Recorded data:
>> Start

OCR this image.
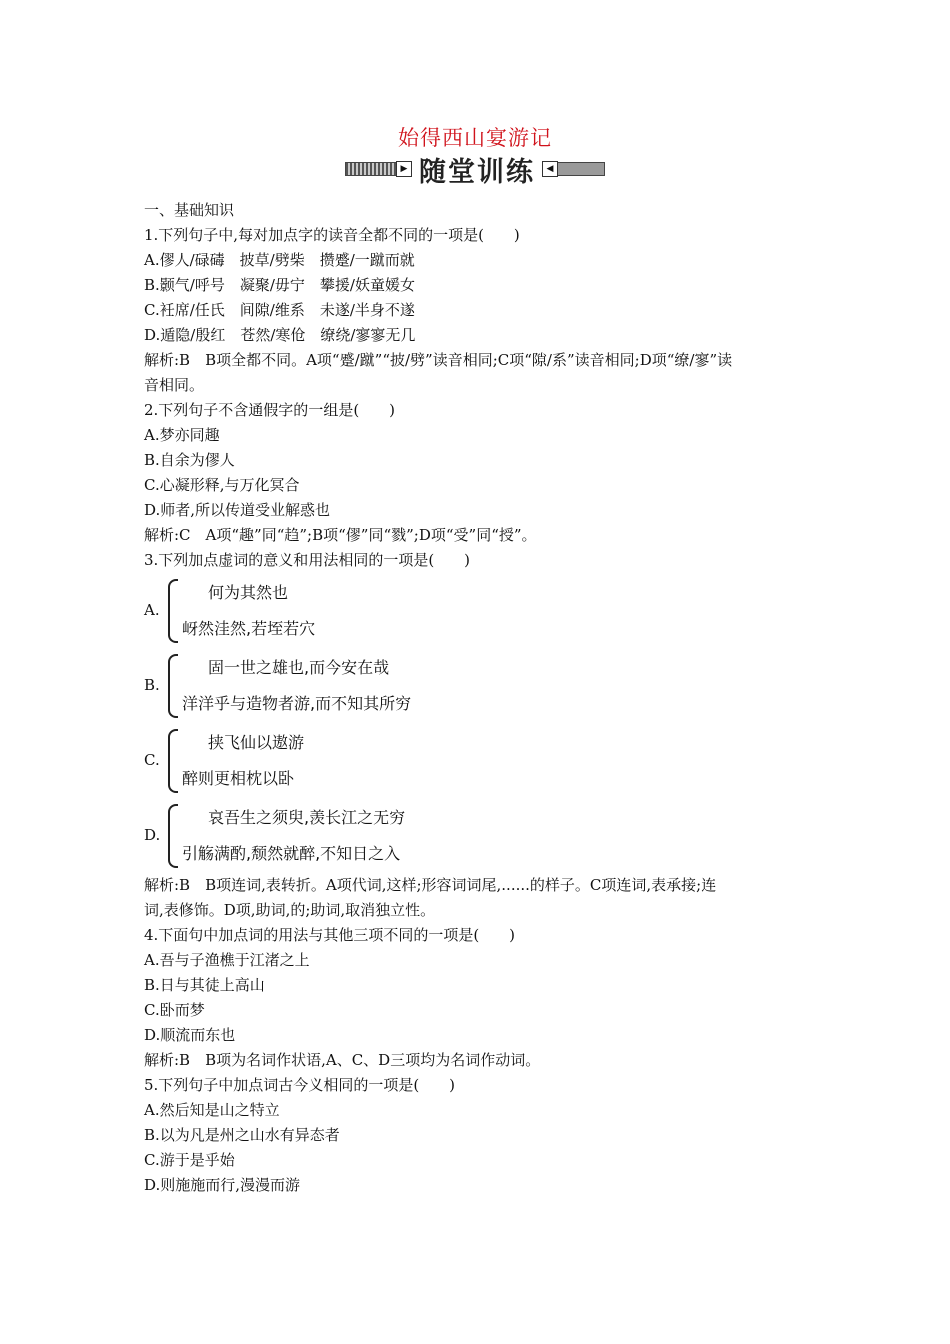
始得西山宴游记
▶ 随堂训练	◀
一、基础知识
1.下列句子中,每对加点字的读音全都不同的一项是(　　)
A.僇人/碌碡　披草/劈柴　攒蹙/一蹴而就
B.颢气/呼号　凝聚/毋宁　攀援/妖童媛女
C.衽席/任氏　间隙/维系　未遂/半身不遂
D.遁隐/殷红　苍然/寒伧　缭绕/寥寥无几
解析:B　B项全都不同。A项“蹙/蹴”“披/劈”读音相同;C项“隙/系”读音相同;D项“缭/寥”读
音相同。
2.下列句子不含通假字的一组是(　　)
A.梦亦同趣
B.自余为僇人
C.心凝形释,与万化冥合
D.师者,所以传道受业解惑也
解析:C　A项“趣”同“趋”;B项“僇”同“戮”;D项“受”同“授”。
3.下列加点虚词的意义和用法相同的一项是(　　)
A.
何为其然也
岈然洼然,若垤若穴
B.
固一世之雄也,而今安在哉
洋洋乎与造物者游,而不知其所穷
C.
挟飞仙以遨游
醉则更相枕以卧
D.
哀吾生之须臾,羡长江之无穷
引觞满酌,颓然就醉,不知日之入
解析:B　B项连词,表转折。A项代词,这样;形容词词尾,......的样子。C项连词,表承接;连
词,表修饰。D项,助词,的;助词,取消独立性。
4.下面句中加点词的用法与其他三项不同的一项是(　　)
A.吾与子渔樵于江渚之上
B.日与其徒上高山
C.卧而梦
D.顺流而东也
解析:B　B项为名词作状语,A、C、D三项均为名词作动词。
5.下列句子中加点词古今义相同的一项是(　　)
A.然后知是山之特立
B.以为凡是州之山水有异态者
C.游于是乎始
D.则施施而行,漫漫而游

>> End

*The exercise:* Print the records word for word and exclude any picture they hold.

*Full output:*
OCR this image.
始得西山宴游记
▶ 随堂训练	◀
一、基础知识
1.下列句子中,每对加点字的读音全都不同的一项是(　　)
A.僇人/碌碡　披草/劈柴　攒蹙/一蹴而就
B.颢气/呼号　凝聚/毋宁　攀援/妖童媛女
C.衽席/任氏　间隙/维系　未遂/半身不遂
D.遁隐/殷红　苍然/寒伧　缭绕/寥寥无几
解析:B　B项全都不同。A项“蹙/蹴”“披/劈”读音相同;C项“隙/系”读音相同;D项“缭/寥”读
音相同。
2.下列句子不含通假字的一组是(　　)
A.梦亦同趣
B.自余为僇人
C.心凝形释,与万化冥合
D.师者,所以传道受业解惑也
解析:C　A项“趣”同“趋”;B项“僇”同“戮”;D项“受”同“授”。
3.下列加点虚词的意义和用法相同的一项是(　　)
A.
何为其然也
岈然洼然,若垤若穴
B.
固一世之雄也,而今安在哉
洋洋乎与造物者游,而不知其所穷
C.
挟飞仙以遨游
醉则更相枕以卧
D.
哀吾生之须臾,羡长江之无穷
引觞满酌,颓然就醉,不知日之入
解析:B　B项连词,表转折。A项代词,这样;形容词词尾,......的样子。C项连词,表承接;连
词,表修饰。D项,助词,的;助词,取消独立性。
4.下面句中加点词的用法与其他三项不同的一项是(　　)
A.吾与子渔樵于江渚之上
B.日与其徒上高山
C.卧而梦
D.顺流而东也
解析:B　B项为名词作状语,A、C、D三项均为名词作动词。
5.下列句子中加点词古今义相同的一项是(　　)
A.然后知是山之特立
B.以为凡是州之山水有异态者
C.游于是乎始
D.则施施而行,漫漫而游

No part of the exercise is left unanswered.